AIM. For each line in the data below that holds "content", return a copy.
::::
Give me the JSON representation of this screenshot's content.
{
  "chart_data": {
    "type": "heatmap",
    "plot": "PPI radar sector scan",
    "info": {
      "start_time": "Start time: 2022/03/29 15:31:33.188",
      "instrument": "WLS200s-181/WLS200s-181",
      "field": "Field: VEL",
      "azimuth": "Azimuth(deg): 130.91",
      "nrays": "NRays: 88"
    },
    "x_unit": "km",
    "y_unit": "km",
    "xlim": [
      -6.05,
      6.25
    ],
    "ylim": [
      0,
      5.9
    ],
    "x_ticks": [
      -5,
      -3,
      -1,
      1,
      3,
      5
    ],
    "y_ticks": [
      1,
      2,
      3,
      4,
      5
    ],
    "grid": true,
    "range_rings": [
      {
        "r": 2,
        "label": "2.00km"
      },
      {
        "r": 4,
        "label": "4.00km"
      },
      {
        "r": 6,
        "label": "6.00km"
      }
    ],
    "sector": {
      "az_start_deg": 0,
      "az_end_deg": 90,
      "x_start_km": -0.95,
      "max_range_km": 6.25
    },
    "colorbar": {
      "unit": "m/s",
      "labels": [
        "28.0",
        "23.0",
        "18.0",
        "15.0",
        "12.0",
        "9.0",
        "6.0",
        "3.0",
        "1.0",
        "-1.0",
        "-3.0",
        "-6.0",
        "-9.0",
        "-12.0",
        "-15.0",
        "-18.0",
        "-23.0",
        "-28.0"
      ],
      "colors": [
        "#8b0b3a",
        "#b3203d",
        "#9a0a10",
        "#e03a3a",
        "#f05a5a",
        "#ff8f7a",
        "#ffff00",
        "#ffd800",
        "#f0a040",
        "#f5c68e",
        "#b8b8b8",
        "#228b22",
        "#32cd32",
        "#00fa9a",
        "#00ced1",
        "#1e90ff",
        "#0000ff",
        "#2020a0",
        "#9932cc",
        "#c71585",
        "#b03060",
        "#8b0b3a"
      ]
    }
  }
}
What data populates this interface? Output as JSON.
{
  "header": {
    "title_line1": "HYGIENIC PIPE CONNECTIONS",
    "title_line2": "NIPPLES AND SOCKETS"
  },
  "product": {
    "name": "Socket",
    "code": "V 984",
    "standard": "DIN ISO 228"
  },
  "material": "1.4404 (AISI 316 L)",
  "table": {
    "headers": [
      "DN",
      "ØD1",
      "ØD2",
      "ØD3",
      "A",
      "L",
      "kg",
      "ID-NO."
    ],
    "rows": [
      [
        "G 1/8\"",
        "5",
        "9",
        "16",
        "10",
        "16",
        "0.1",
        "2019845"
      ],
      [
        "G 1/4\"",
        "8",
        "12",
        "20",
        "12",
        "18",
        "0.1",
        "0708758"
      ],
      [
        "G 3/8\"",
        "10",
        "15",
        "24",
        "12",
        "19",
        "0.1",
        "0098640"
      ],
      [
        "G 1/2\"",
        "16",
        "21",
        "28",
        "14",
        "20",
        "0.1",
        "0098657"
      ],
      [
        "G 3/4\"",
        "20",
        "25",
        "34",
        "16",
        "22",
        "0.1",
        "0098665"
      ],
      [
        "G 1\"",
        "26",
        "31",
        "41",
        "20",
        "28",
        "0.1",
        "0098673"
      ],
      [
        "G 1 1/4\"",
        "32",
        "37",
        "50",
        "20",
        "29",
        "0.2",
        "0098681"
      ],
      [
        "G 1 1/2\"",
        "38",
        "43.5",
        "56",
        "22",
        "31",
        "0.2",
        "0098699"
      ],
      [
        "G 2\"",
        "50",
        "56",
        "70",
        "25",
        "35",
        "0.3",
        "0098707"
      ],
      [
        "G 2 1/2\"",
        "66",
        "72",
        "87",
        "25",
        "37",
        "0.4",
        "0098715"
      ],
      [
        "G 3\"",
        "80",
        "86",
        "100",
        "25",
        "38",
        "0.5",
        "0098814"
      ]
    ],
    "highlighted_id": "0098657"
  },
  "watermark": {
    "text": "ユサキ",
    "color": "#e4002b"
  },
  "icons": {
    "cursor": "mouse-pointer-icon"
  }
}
::::
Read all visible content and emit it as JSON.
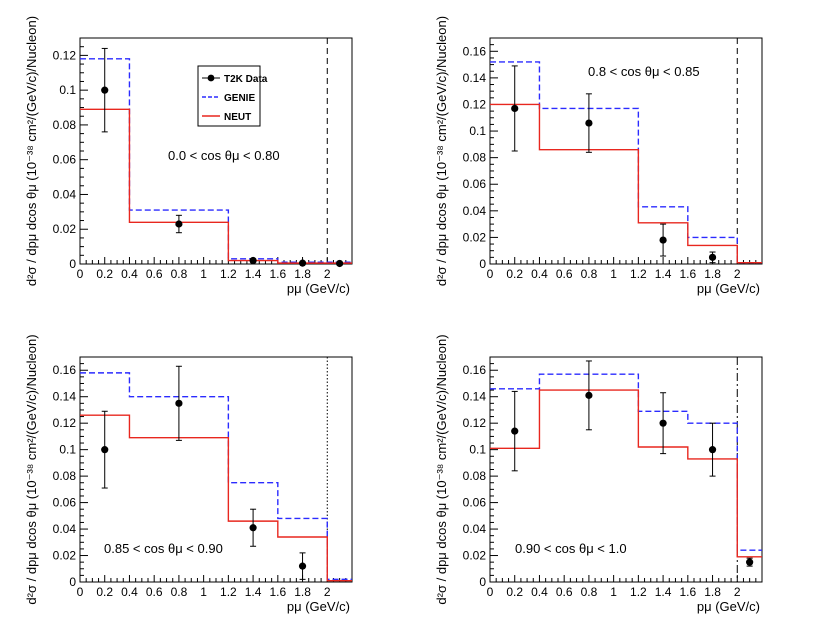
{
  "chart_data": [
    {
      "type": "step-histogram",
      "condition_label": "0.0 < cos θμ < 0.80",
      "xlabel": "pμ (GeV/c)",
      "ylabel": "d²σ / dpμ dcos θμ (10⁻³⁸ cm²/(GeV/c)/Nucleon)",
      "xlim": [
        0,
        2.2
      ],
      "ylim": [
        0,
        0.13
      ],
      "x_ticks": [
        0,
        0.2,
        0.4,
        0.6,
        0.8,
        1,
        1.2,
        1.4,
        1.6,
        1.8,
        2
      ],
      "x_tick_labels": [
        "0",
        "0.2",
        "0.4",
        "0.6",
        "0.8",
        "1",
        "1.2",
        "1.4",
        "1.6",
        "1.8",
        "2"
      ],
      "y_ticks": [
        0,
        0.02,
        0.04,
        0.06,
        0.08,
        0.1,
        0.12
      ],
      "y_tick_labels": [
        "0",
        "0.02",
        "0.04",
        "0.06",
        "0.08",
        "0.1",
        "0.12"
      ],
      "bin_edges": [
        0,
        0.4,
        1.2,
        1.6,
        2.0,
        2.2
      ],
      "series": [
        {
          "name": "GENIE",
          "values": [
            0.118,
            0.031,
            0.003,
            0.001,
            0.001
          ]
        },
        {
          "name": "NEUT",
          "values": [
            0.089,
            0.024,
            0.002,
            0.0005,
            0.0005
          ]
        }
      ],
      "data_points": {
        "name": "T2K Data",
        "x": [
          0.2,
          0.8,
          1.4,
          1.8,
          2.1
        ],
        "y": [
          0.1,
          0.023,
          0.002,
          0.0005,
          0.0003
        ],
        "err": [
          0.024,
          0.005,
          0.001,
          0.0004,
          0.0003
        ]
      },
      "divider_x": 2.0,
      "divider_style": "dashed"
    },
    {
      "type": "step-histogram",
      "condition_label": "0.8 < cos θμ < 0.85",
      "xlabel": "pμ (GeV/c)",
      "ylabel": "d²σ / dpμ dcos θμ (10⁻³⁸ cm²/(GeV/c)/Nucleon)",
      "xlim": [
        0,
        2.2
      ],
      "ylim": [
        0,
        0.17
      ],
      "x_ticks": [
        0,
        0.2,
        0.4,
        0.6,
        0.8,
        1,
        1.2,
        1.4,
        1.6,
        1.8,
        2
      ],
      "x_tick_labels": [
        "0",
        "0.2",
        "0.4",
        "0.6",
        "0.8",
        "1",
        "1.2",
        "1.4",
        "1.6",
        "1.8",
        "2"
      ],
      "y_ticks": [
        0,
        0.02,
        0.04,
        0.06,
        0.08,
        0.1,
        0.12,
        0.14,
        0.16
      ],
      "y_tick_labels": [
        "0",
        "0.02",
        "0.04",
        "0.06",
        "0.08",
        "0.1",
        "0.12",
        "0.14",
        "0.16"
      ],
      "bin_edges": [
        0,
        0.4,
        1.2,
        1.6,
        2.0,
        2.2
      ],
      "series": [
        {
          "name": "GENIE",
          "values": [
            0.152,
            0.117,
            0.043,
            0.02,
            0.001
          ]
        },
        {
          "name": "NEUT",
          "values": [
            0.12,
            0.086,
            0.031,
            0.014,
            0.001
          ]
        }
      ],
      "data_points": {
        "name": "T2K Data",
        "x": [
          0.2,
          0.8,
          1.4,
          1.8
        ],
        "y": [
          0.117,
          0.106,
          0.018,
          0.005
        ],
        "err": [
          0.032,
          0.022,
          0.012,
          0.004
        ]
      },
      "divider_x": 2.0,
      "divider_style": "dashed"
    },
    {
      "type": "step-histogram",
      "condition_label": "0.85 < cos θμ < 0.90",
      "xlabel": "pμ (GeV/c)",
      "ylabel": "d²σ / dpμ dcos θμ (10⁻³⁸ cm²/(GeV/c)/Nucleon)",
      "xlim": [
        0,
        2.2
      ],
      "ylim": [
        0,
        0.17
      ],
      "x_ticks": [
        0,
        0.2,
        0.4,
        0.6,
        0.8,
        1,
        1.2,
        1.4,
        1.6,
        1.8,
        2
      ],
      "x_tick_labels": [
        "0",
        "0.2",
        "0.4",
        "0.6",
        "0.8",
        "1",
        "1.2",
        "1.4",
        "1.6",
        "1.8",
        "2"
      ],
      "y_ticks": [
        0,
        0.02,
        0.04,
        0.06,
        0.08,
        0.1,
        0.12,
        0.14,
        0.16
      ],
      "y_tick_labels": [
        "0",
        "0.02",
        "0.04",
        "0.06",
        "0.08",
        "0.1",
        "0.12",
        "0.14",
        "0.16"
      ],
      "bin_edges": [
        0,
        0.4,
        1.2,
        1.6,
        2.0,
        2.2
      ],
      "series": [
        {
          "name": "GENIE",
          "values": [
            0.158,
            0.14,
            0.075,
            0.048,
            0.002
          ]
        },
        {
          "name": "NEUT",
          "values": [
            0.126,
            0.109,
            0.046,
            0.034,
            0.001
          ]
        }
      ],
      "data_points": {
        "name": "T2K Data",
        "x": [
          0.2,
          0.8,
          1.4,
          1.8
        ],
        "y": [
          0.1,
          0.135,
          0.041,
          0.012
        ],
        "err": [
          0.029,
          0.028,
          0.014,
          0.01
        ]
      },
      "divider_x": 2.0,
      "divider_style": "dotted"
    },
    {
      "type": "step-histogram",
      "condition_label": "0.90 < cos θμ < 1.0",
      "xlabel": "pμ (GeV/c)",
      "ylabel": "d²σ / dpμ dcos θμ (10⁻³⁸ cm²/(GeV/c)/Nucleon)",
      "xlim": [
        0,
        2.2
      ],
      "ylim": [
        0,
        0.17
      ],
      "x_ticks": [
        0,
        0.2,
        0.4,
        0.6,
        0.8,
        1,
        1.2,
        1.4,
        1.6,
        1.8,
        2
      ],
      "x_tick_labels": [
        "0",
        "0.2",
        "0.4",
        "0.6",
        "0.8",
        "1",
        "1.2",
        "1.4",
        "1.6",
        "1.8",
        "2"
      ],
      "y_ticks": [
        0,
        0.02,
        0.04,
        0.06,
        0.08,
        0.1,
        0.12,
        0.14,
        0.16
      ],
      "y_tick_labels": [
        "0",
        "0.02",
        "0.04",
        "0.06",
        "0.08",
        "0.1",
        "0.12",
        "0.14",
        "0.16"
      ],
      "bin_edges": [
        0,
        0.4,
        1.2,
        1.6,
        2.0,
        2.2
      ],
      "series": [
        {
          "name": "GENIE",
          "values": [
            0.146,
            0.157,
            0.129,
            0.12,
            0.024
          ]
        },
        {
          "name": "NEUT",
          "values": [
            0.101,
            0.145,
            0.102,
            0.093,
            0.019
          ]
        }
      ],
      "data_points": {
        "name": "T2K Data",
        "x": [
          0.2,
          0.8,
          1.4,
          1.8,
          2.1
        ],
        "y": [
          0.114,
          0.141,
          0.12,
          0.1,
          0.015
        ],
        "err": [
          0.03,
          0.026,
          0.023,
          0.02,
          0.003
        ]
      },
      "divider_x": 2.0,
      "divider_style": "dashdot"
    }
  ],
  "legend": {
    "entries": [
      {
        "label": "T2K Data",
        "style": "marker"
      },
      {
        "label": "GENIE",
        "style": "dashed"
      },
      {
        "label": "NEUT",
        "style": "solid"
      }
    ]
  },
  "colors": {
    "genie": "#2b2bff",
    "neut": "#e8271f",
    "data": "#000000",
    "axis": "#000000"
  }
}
::::
SOLUTION BELOW.
Give me the JSON representation of this screenshot's content.
Read all visible content and emit it as JSON.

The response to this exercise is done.